● What is being asked
Give back the full listing, character for character, with no pictures.

Stored items:
■ ■ ■ ■

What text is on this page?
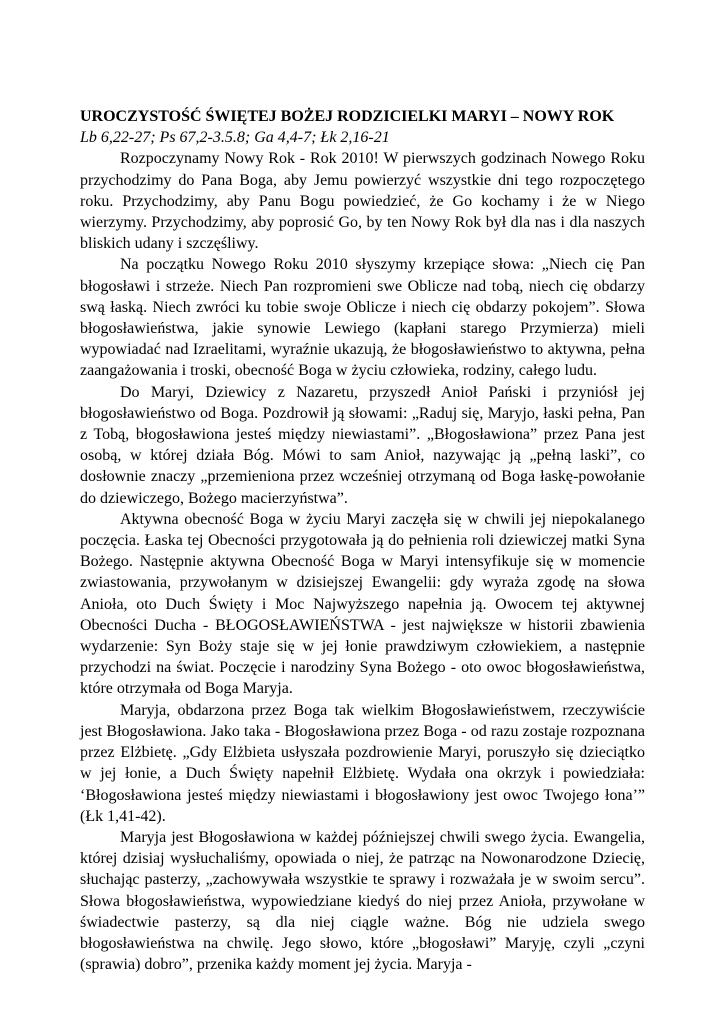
UROCZYSTOŚĆ ŚWIĘTEJ BOŻEJ RODZICIELKI MARYI – NOWY ROK

Lb 6,22-27; Ps 67,2-3.5.8; Ga 4,4-7; Łk 2,16-21

Rozpoczynamy Nowy Rok - Rok 2010! W pierwszych godzinach Nowego Roku przychodzimy do Pana Boga, aby Jemu powierzyć wszystkie dni tego rozpoczętego roku. Przychodzimy, aby Panu Bogu powiedzieć, że Go kochamy i że w Niego wierzymy. Przychodzimy, aby poprosić Go, by ten Nowy Rok był dla nas i dla naszych bliskich udany i szczęśliwy.

Na początku Nowego Roku 2010 słyszymy krzepiące słowa: „Niech cię Pan błogosławi i strzeże. Niech Pan rozpromieni swe Oblicze nad tobą, niech cię obdarzy swą łaską. Niech zwróci ku tobie swoje Oblicze i niech cię obdarzy pokojem”. Słowa błogosławieństwa, jakie synowie Lewiego (kapłani starego Przymierza) mieli wypowiadać nad Izraelitami, wyraźnie ukazują, że błogosławieństwo to aktywna, pełna zaangażowania i troski, obecność Boga w życiu człowieka, rodziny, całego ludu.

Do Maryi, Dziewicy z Nazaretu, przyszedł Anioł Pański i przyniósł jej błogosławieństwo od Boga. Pozdrowił ją słowami: „Raduj się, Maryjo, łaski pełna, Pan z Tobą, błogosławiona jesteś między niewiastami”. „Błogosławiona” przez Pana jest osobą, w której działa Bóg. Mówi to sam Anioł, nazywając ją „pełną laski”, co dosłownie znaczy „przemieniona przez wcześniej otrzymaną od Boga łaskę-powołanie do dziewiczego, Bożego macierzyństwa”.

Aktywna obecność Boga w życiu Maryi zaczęła się w chwili jej niepokalanego poczęcia. Łaska tej Obecności przygotowała ją do pełnienia roli dziewiczej matki Syna Bożego. Następnie aktywna Obecność Boga w Maryi intensyfikuje się w momencie zwiastowania, przywołanym w dzisiejszej Ewangelii: gdy wyraża zgodę na słowa Anioła, oto Duch Święty i Moc Najwyższego napełnia ją. Owocem tej aktywnej Obecności Ducha - BŁOGOSŁAWIEŃSTWA - jest największe w historii zbawienia wydarzenie: Syn Boży staje się w jej łonie prawdziwym człowiekiem, a następnie przychodzi na świat. Poczęcie i narodziny Syna Bożego - oto owoc błogosławieństwa, które otrzymała od Boga Maryja.

Maryja, obdarzona przez Boga tak wielkim Błogosławieństwem, rzeczywiście jest Błogosławiona. Jako taka - Błogosławiona przez Boga - od razu zostaje rozpoznana przez Elżbietę. „Gdy Elżbieta usłyszała pozdrowienie Maryi, poruszyło się dzieciątko w jej łonie, a Duch Święty napełnił Elżbietę. Wydała ona okrzyk i powiedziała: ‘Błogosławiona jesteś między niewiastami i błogosławiony jest owoc Twojego łona’” (Łk 1,41-42).

Maryja jest Błogosławiona w każdej późniejszej chwili swego życia. Ewangelia, której dzisiaj wysłuchaliśmy, opowiada o niej, że patrząc na Nowonarodzone Dziecię, słuchając pasterzy, „zachowywała wszystkie te sprawy i rozważała je w swoim sercu”. Słowa błogosławieństwa, wypowiedziane kiedyś do niej przez Anioła, przywołane w świadectwie pasterzy, są dla niej ciągle ważne. Bóg nie udziela swego błogosławieństwa na chwilę. Jego słowo, które „błogosławi” Maryję, czyli „czyni (sprawia) dobro”, przenika każdy moment jej życia. Maryja -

■ ■ ■ ■

● Solution to this exercise
What text is on this page?
UROCZYSTOŚĆ ŚWIĘTEJ BOŻEJ RODZICIELKI MARYI – NOWY ROK

Lb 6,22-27; Ps 67,2-3.5.8; Ga 4,4-7; Łk 2,16-21

Rozpoczynamy Nowy Rok - Rok 2010! W pierwszych godzinach Nowego Roku przychodzimy do Pana Boga, aby Jemu powierzyć wszystkie dni tego rozpoczętego roku. Przychodzimy, aby Panu Bogu powiedzieć, że Go kochamy i że w Niego wierzymy. Przychodzimy, aby poprosić Go, by ten Nowy Rok był dla nas i dla naszych bliskich udany i szczęśliwy.

Na początku Nowego Roku 2010 słyszymy krzepiące słowa: „Niech cię Pan błogosławi i strzeże. Niech Pan rozpromieni swe Oblicze nad tobą, niech cię obdarzy swą łaską. Niech zwróci ku tobie swoje Oblicze i niech cię obdarzy pokojem”. Słowa błogosławieństwa, jakie synowie Lewiego (kapłani starego Przymierza) mieli wypowiadać nad Izraelitami, wyraźnie ukazują, że błogosławieństwo to aktywna, pełna zaangażowania i troski, obecność Boga w życiu człowieka, rodziny, całego ludu.

Do Maryi, Dziewicy z Nazaretu, przyszedł Anioł Pański i przyniósł jej błogosławieństwo od Boga. Pozdrowił ją słowami: „Raduj się, Maryjo, łaski pełna, Pan z Tobą, błogosławiona jesteś między niewiastami”. „Błogosławiona” przez Pana jest osobą, w której działa Bóg. Mówi to sam Anioł, nazywając ją „pełną laski”, co dosłownie znaczy „przemieniona przez wcześniej otrzymaną od Boga łaskę-powołanie do dziewiczego, Bożego macierzyństwa”.

Aktywna obecność Boga w życiu Maryi zaczęła się w chwili jej niepokalanego poczęcia. Łaska tej Obecności przygotowała ją do pełnienia roli dziewiczej matki Syna Bożego. Następnie aktywna Obecność Boga w Maryi intensyfikuje się w momencie zwiastowania, przywołanym w dzisiejszej Ewangelii: gdy wyraża zgodę na słowa Anioła, oto Duch Święty i Moc Najwyższego napełnia ją. Owocem tej aktywnej Obecności Ducha - BŁOGOSŁAWIEŃSTWA - jest największe w historii zbawienia wydarzenie: Syn Boży staje się w jej łonie prawdziwym człowiekiem, a następnie przychodzi na świat. Poczęcie i narodziny Syna Bożego - oto owoc błogosławieństwa, które otrzymała od Boga Maryja.

Maryja, obdarzona przez Boga tak wielkim Błogosławieństwem, rzeczywiście jest Błogosławiona. Jako taka - Błogosławiona przez Boga - od razu zostaje rozpoznana przez Elżbietę. „Gdy Elżbieta usłyszała pozdrowienie Maryi, poruszyło się dzieciątko w jej łonie, a Duch Święty napełnił Elżbietę. Wydała ona okrzyk i powiedziała: ‘Błogosławiona jesteś między niewiastami i błogosławiony jest owoc Twojego łona’” (Łk 1,41-42).

Maryja jest Błogosławiona w każdej późniejszej chwili swego życia. Ewangelia, której dzisiaj wysłuchaliśmy, opowiada o niej, że patrząc na Nowonarodzone Dziecię, słuchając pasterzy, „zachowywała wszystkie te sprawy i rozważała je w swoim sercu”. Słowa błogosławieństwa, wypowiedziane kiedyś do niej przez Anioła, przywołane w świadectwie pasterzy, są dla niej ciągle ważne. Bóg nie udziela swego błogosławieństwa na chwilę. Jego słowo, które „błogosławi” Maryję, czyli „czyni (sprawia) dobro”, przenika każdy moment jej życia. Maryja -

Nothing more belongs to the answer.